GOAL: Copy every line of the records below that holds the word "years".

Data entries for graphics

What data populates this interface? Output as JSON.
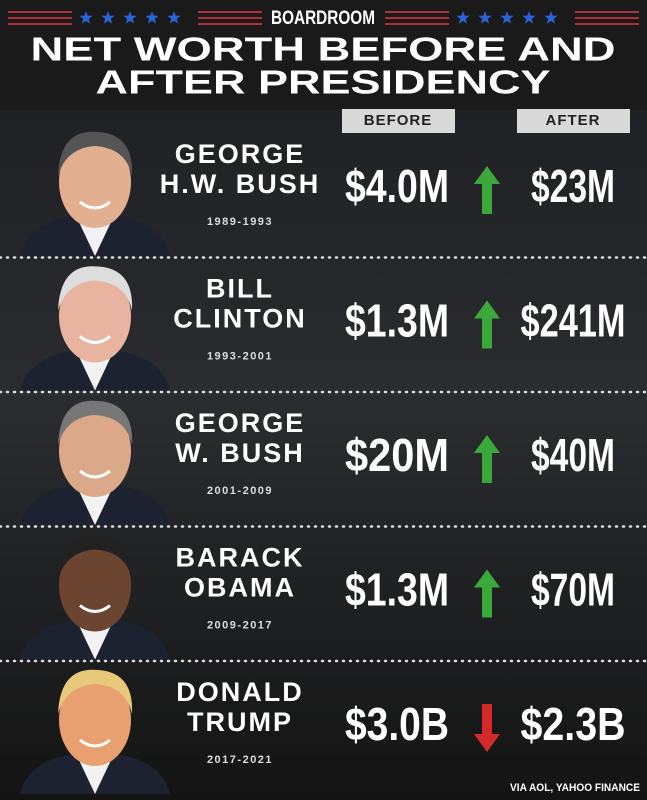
{
  "header": {
    "brand": "BOARDROOM",
    "title": [
      "NET WORTH BEFORE AND",
      "AFTER PRESIDENCY"
    ]
  },
  "columns": {
    "before": "BEFORE",
    "after": "AFTER"
  },
  "rows": [
    {
      "name": [
        "GEORGE",
        "H.W. BUSH"
      ],
      "years": "1989-1993",
      "before": "$4.0M",
      "after": "$23M",
      "trend": "up"
    },
    {
      "name": [
        "BILL",
        "CLINTON"
      ],
      "years": "1993-2001",
      "before": "$1.3M",
      "after": "$241M",
      "trend": "up"
    },
    {
      "name": [
        "GEORGE",
        "W. BUSH"
      ],
      "years": "2001-2009",
      "before": "$20M",
      "after": "$40M",
      "trend": "up"
    },
    {
      "name": [
        "BARACK",
        "OBAMA"
      ],
      "years": "2009-2017",
      "before": "$1.3M",
      "after": "$70M",
      "trend": "up"
    },
    {
      "name": [
        "DONALD",
        "TRUMP"
      ],
      "years": "2017-2021",
      "before": "$3.0B",
      "after": "$2.3B",
      "trend": "down"
    }
  ],
  "source": "VIA AOL, YAHOO FINANCE"
}
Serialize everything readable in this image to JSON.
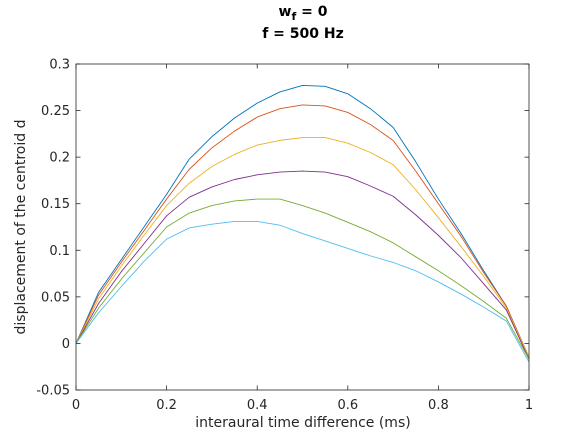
{
  "chart_data": {
    "type": "line",
    "title": "w",
    "title_subscript": "f",
    "title_suffix": " = 0",
    "subtitle": "f = 500 Hz",
    "xlabel": "interaural time difference (ms)",
    "ylabel": "displacement of the centroid d",
    "xlim": [
      0,
      1
    ],
    "ylim": [
      -0.05,
      0.3
    ],
    "xticks": [
      0,
      0.2,
      0.4,
      0.6,
      0.8,
      1
    ],
    "xtick_labels": [
      "0",
      "0.2",
      "0.4",
      "0.6",
      "0.8",
      "1"
    ],
    "yticks": [
      -0.05,
      0,
      0.05,
      0.1,
      0.15,
      0.2,
      0.25,
      0.3
    ],
    "ytick_labels": [
      "-0.05",
      "0",
      "0.05",
      "0.1",
      "0.15",
      "0.2",
      "0.25",
      "0.3"
    ],
    "grid": false,
    "x": [
      0,
      0.05,
      0.1,
      0.15,
      0.2,
      0.25,
      0.3,
      0.35,
      0.4,
      0.45,
      0.5,
      0.55,
      0.6,
      0.65,
      0.7,
      0.75,
      0.8,
      0.85,
      0.9,
      0.95,
      1
    ],
    "series": [
      {
        "color": "#0072bd",
        "values": [
          0,
          0.055,
          0.09,
          0.125,
          0.16,
          0.198,
          0.222,
          0.242,
          0.258,
          0.27,
          0.277,
          0.276,
          0.268,
          0.252,
          0.232,
          0.195,
          0.155,
          0.118,
          0.078,
          0.04,
          -0.015
        ]
      },
      {
        "color": "#d95319",
        "values": [
          0,
          0.052,
          0.087,
          0.121,
          0.155,
          0.187,
          0.21,
          0.228,
          0.243,
          0.252,
          0.256,
          0.255,
          0.248,
          0.235,
          0.218,
          0.185,
          0.15,
          0.115,
          0.076,
          0.04,
          -0.015
        ]
      },
      {
        "color": "#edb120",
        "values": [
          0,
          0.048,
          0.083,
          0.116,
          0.148,
          0.172,
          0.19,
          0.203,
          0.213,
          0.218,
          0.221,
          0.221,
          0.215,
          0.205,
          0.192,
          0.165,
          0.135,
          0.104,
          0.072,
          0.038,
          -0.015
        ]
      },
      {
        "color": "#7e2f8e",
        "values": [
          0,
          0.043,
          0.077,
          0.107,
          0.137,
          0.157,
          0.168,
          0.176,
          0.181,
          0.184,
          0.185,
          0.184,
          0.179,
          0.169,
          0.158,
          0.138,
          0.116,
          0.092,
          0.064,
          0.036,
          -0.017
        ]
      },
      {
        "color": "#77ac30",
        "values": [
          0,
          0.038,
          0.069,
          0.097,
          0.125,
          0.14,
          0.148,
          0.153,
          0.155,
          0.155,
          0.148,
          0.14,
          0.13,
          0.12,
          0.108,
          0.093,
          0.078,
          0.062,
          0.045,
          0.027,
          -0.017
        ]
      },
      {
        "color": "#4dbeee",
        "values": [
          0,
          0.033,
          0.061,
          0.088,
          0.112,
          0.124,
          0.128,
          0.131,
          0.131,
          0.127,
          0.118,
          0.11,
          0.102,
          0.094,
          0.087,
          0.078,
          0.066,
          0.053,
          0.039,
          0.024,
          -0.02
        ]
      }
    ]
  }
}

SOLUTION TO THIS TASK:
      "years": "1989-1993",
      "years": "1993-2001",
      "years": "2001-2009",
      "years": "2009-2017",
      "years": "2017-2021",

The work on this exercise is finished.